• _Work instructions_: Wherever a line holds the string "Alfons", copy that line.

• _Entries provided_:
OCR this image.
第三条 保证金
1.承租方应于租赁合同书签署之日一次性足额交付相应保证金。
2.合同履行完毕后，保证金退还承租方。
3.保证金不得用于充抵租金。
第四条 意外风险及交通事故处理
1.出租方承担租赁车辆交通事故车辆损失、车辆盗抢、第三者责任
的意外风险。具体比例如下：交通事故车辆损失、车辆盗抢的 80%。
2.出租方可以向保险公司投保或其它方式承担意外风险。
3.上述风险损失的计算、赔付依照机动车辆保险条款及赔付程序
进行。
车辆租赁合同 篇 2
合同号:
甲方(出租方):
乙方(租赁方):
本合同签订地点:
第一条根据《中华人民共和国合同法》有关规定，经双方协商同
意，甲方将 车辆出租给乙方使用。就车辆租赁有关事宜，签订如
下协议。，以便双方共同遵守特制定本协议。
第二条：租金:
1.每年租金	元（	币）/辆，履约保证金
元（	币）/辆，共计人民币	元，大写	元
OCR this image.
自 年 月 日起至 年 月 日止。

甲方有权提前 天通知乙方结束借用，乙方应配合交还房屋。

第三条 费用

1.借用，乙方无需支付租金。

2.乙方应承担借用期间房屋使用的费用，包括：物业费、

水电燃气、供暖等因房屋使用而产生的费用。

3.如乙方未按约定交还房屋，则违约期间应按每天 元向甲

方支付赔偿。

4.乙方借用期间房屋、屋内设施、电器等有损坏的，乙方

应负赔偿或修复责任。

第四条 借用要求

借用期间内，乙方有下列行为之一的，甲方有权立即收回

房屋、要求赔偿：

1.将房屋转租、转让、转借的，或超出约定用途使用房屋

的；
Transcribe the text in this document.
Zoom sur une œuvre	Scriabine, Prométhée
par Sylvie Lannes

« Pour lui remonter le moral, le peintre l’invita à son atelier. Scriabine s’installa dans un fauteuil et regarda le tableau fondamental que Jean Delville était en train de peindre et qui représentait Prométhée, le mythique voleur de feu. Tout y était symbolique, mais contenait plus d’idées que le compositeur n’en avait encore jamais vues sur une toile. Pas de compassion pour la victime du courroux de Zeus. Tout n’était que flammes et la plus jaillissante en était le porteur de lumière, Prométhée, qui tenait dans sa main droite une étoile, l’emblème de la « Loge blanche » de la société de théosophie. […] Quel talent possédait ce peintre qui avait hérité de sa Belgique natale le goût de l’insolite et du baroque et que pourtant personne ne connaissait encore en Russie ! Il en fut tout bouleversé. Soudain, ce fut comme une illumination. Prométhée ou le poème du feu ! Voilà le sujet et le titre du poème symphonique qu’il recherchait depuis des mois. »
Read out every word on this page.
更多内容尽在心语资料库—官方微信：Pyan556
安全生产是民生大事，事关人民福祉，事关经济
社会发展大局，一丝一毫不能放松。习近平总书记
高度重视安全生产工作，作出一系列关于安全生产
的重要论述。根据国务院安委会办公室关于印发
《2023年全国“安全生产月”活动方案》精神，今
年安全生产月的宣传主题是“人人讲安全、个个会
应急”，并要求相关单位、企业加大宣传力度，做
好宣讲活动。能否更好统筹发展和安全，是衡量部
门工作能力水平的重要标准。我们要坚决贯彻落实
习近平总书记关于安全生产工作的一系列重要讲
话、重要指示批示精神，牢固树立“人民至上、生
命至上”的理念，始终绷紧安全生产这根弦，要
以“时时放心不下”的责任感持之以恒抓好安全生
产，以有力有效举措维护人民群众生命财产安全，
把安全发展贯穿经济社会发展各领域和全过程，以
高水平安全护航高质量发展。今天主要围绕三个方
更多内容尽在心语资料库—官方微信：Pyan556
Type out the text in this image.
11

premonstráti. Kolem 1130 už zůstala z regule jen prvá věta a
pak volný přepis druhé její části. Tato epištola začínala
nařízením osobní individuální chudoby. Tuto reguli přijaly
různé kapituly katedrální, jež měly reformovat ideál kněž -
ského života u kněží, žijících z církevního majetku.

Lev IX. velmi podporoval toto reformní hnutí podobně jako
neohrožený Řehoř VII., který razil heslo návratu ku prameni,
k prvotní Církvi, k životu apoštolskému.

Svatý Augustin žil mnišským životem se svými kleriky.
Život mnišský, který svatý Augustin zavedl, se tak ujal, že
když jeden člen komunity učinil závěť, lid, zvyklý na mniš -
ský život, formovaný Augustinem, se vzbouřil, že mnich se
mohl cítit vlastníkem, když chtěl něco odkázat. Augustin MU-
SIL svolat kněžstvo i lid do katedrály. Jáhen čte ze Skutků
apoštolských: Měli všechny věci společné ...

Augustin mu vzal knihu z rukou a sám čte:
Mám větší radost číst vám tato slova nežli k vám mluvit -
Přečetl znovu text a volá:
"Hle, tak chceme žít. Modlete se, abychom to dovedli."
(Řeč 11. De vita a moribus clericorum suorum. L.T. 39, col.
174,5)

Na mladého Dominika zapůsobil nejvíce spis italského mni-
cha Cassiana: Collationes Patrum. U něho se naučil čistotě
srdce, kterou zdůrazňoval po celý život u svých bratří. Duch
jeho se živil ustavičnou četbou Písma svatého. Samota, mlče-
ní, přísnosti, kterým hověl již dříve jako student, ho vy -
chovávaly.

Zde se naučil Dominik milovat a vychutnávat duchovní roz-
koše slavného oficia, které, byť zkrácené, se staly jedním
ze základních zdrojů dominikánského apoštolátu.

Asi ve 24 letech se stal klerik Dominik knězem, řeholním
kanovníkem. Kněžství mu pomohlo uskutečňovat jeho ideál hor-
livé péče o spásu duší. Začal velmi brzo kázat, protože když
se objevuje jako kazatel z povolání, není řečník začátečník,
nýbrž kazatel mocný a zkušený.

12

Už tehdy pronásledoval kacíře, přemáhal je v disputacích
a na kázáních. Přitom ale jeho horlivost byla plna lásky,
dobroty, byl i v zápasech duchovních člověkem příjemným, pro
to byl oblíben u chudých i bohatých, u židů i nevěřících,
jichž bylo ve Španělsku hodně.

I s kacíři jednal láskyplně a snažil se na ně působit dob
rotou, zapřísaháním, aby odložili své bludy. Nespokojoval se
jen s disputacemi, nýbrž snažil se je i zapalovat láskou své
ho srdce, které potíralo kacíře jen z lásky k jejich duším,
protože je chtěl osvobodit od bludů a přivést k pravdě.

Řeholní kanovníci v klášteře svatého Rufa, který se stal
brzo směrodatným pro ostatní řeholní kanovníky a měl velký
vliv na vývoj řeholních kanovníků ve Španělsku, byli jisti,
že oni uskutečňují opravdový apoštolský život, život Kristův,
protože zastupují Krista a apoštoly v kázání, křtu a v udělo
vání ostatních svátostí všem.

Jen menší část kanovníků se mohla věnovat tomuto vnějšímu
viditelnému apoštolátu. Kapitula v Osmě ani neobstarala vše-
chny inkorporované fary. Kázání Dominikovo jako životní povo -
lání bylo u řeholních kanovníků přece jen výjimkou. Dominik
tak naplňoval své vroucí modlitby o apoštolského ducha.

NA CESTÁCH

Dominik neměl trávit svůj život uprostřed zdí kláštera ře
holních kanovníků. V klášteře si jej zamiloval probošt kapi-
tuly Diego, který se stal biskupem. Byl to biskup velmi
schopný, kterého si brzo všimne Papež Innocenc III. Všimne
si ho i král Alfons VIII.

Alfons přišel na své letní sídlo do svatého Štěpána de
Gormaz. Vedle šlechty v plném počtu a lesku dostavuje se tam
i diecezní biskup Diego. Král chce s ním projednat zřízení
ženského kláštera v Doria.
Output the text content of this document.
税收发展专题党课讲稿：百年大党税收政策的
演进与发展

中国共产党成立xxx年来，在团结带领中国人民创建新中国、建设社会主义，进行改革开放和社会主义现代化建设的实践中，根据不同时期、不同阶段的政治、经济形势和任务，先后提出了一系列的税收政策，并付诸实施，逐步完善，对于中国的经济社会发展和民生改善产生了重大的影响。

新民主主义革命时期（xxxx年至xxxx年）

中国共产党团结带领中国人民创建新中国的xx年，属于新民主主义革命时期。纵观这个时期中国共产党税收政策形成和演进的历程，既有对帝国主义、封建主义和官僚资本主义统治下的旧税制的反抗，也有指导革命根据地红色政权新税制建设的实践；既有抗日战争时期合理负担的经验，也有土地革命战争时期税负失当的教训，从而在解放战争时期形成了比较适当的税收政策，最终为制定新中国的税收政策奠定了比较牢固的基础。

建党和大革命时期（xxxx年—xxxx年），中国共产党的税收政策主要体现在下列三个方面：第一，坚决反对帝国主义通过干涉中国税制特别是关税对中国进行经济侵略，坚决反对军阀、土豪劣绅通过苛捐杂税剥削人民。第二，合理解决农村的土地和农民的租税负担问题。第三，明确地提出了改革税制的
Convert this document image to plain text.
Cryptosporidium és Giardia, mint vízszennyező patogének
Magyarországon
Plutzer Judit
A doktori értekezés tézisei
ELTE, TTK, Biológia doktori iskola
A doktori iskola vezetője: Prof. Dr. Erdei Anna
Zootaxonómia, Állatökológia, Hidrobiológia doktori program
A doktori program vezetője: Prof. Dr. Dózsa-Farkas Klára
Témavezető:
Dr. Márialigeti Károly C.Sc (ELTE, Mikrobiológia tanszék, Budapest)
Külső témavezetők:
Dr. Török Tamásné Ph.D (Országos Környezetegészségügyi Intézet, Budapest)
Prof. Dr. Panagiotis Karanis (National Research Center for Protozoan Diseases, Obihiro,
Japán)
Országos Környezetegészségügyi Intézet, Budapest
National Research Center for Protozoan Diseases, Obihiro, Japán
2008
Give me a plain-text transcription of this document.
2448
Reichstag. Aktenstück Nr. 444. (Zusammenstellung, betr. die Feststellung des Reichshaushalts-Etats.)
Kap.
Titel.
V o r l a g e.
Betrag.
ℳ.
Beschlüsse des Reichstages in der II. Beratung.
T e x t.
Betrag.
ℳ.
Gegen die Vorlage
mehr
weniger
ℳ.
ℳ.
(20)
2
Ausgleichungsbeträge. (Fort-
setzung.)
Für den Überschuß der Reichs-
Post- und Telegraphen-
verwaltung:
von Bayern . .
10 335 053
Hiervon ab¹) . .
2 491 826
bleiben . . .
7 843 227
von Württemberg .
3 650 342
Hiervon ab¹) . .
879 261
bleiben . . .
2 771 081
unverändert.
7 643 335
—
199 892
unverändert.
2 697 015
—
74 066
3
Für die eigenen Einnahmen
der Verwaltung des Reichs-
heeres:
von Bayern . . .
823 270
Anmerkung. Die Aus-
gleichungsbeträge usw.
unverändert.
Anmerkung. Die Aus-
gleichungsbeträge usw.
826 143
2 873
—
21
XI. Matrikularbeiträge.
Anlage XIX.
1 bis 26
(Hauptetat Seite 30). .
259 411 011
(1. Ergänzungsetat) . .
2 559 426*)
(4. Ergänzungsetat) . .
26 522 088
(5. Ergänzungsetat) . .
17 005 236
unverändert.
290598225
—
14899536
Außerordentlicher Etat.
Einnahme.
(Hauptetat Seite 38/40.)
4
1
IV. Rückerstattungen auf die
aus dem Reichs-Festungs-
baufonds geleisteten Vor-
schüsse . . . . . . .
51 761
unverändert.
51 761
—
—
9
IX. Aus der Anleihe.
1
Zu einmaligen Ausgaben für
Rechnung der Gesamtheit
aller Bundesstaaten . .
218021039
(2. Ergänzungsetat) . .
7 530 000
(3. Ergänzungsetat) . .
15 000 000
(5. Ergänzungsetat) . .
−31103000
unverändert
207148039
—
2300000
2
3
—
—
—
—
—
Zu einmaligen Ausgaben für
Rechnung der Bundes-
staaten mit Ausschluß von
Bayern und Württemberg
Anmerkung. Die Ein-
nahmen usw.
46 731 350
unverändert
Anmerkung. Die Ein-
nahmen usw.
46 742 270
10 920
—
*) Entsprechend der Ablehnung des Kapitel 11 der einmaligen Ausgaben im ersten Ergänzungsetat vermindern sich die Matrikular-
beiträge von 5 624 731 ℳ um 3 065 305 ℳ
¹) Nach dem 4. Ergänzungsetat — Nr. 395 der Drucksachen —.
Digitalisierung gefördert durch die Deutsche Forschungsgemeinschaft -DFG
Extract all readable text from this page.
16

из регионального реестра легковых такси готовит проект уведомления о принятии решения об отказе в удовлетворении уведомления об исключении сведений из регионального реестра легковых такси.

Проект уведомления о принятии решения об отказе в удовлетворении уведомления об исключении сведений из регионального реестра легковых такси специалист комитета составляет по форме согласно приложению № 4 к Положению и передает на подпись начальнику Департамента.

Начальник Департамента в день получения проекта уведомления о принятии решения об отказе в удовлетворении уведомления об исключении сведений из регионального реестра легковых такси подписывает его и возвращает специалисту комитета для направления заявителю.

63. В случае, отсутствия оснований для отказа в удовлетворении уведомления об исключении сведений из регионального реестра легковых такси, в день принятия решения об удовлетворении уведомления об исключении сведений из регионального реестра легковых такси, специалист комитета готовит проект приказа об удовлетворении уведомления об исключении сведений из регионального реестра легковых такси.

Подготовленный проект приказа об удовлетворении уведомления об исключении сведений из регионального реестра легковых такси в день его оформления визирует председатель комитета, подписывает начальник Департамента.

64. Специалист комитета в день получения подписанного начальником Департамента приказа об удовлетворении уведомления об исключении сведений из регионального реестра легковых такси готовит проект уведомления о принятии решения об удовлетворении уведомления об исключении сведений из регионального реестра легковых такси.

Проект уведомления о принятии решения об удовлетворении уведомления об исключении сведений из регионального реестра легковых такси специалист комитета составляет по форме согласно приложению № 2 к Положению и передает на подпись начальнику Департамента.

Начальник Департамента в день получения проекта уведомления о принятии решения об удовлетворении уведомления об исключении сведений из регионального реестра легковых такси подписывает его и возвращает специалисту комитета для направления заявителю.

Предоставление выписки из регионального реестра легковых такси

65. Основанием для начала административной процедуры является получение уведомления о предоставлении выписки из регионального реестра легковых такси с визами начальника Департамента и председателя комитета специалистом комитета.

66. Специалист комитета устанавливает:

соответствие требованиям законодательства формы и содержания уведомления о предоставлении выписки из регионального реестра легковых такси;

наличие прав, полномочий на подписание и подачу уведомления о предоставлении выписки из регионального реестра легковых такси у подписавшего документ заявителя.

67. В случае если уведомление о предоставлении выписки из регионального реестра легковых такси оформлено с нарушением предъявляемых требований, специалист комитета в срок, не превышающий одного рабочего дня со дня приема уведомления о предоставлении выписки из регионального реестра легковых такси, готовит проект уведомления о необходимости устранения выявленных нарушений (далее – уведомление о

• _Exercise result_:
si ho i král Alfons VIII.
Alfons přišel na své letní sídlo do svatého Štěpána de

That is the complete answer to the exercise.